Istruzioni di lavoro
- A) Aggiorna il brano sulla formazione professionale riscrivendo il passo che inizia dalle parole "Gli italiani non" e si ferma dopo "la formazione continua.", con "contributi statali" sostituito da "sussidi pubblici".
- B) Elenca tutte le cause della disoccupazione di cui, secondo il brano sulla formazione professionale, si parlò nell'analisi.

Blocco di testo
□ □ □ □ □

Nell'analisi delle cause si parlò oltre che della recessione dei primi anni
Novanta e del ristagno economico successivo, anche della maggiore facilità di
entrata in Svizzera per i cittadini dell’UE, di una certa inadeguatezza tra le
esigenze dell’economia e l’accresciuta trasformazione dei permessi stagionali
in via di esaurimento (nel 2000 ne resteranno solo poche migliaia) in permessi
annuali, delle ristrutturazioni industriali e anche delle carenze nella
formazione professionale.
Gli italiani non furono particolarmente colpiti perché
svolgevano allora, per oltre la metà (circa 140 mila su 270 mila), professioni
qualificate, ma la disoccupazione di quegli anni deve aver rafforzato
ulteriormente in loro la consapevolezza dell’importanza della formazione sia
nella prospettiva della carriera professionale e sia in una logica di
prevenzione della disoccupazione. Alcuni enti di formazione professionale
sopravvissuti alle costanti riduzioni dei contributi statali hanno saputo
adeguare l’offerta dei corsi in funzione dei nuovi bisogni, adottando in
particolare moduli brevi di preparazione e specializzazione e, soprattutto,
incentivi per la formazione continua.

□ □ □ □ □

Annotazioni degli elementi di layout
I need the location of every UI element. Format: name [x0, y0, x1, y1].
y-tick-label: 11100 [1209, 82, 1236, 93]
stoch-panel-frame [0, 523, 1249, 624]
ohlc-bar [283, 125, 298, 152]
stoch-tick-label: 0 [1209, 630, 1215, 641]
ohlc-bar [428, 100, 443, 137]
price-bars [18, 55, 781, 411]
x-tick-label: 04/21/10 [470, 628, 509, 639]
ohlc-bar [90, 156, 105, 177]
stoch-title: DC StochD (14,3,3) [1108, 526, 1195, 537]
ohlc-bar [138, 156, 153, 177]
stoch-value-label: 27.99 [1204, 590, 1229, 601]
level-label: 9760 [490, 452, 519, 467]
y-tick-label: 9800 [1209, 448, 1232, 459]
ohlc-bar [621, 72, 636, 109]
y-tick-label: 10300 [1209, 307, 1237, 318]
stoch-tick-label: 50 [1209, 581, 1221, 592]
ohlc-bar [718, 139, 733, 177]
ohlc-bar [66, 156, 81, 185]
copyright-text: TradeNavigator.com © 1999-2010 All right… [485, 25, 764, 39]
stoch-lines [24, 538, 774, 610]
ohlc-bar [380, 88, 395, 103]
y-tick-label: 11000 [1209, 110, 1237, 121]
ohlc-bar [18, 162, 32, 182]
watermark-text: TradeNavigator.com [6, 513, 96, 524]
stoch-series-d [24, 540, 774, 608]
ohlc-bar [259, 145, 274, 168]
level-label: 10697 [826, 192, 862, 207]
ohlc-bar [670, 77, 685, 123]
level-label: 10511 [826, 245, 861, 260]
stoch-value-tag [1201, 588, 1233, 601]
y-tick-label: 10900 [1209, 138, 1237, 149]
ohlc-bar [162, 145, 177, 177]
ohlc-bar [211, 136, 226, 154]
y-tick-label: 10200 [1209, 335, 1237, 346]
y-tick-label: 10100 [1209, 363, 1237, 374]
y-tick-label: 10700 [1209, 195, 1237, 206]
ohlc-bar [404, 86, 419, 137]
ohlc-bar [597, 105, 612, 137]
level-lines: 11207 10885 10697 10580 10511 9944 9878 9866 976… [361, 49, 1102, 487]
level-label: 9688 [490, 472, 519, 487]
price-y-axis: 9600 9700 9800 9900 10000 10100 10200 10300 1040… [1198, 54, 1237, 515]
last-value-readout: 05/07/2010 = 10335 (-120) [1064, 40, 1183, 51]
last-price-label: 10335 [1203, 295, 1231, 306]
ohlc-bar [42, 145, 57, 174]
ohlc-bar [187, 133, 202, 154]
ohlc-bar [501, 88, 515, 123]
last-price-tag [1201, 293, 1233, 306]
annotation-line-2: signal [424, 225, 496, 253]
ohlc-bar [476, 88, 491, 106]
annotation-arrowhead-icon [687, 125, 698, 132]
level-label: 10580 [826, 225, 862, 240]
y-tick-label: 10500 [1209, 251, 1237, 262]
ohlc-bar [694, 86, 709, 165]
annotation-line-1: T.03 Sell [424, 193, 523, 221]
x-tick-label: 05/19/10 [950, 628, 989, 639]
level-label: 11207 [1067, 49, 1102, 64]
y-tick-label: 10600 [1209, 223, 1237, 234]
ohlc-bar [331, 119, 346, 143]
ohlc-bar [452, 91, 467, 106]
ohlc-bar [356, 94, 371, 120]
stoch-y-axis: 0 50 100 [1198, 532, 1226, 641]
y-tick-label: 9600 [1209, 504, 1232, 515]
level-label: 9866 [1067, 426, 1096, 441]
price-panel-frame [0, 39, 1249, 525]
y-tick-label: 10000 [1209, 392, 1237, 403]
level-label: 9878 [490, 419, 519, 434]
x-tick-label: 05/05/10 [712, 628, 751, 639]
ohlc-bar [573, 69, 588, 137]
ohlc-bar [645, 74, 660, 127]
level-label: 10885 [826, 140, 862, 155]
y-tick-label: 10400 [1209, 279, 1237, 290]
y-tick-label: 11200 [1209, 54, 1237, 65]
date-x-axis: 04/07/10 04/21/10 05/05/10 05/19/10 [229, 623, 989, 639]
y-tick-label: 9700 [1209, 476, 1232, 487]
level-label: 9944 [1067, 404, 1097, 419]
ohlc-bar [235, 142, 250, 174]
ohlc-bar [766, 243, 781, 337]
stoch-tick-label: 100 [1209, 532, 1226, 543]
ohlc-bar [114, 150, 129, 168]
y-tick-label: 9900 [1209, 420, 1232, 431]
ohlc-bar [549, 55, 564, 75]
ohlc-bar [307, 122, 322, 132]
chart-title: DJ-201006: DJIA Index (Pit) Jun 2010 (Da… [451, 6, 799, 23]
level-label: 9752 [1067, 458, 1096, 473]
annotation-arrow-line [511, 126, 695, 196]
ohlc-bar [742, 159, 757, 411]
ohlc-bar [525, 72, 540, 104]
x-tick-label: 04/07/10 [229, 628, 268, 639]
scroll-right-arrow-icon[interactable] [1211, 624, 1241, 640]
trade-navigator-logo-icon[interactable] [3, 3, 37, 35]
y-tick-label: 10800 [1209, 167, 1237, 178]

□ □ □ □ □

Soluzioni dell'esercizio
- A)
Gli italiani non furono particolarmente colpiti perché
svolgevano allora, per oltre la metà (circa 140 mila su 270 mila), professioni
qualificate, ma la disoccupazione di quegli anni deve aver rafforzato
ulteriormente in loro la consapevolezza dell’importanza della formazione sia
nella prospettiva della carriera professionale e sia in una logica di
prevenzione della disoccupazione. Alcuni enti di formazione professionale
sopravvissuti alle costanti riduzioni dei sussidi pubblici hanno saputo
adeguare l’offerta dei corsi in funzione dei nuovi bisogni, adottando in
particolare moduli brevi di preparazione e specializzazione e, soprattutto,
incentivi per la formazione continua.

- B)
- la recessione dei primi anni Novanta
- il ristagno economico successivo
- la maggiore facilità di entrata in Svizzera per i cittadini dell'UE
- una certa inadeguatezza tra le esigenze dell'economia e l'accresciuta trasformazione dei permessi stagionali in permessi annuali
- le ristrutturazioni industriali
- le carenze nella formazione professionale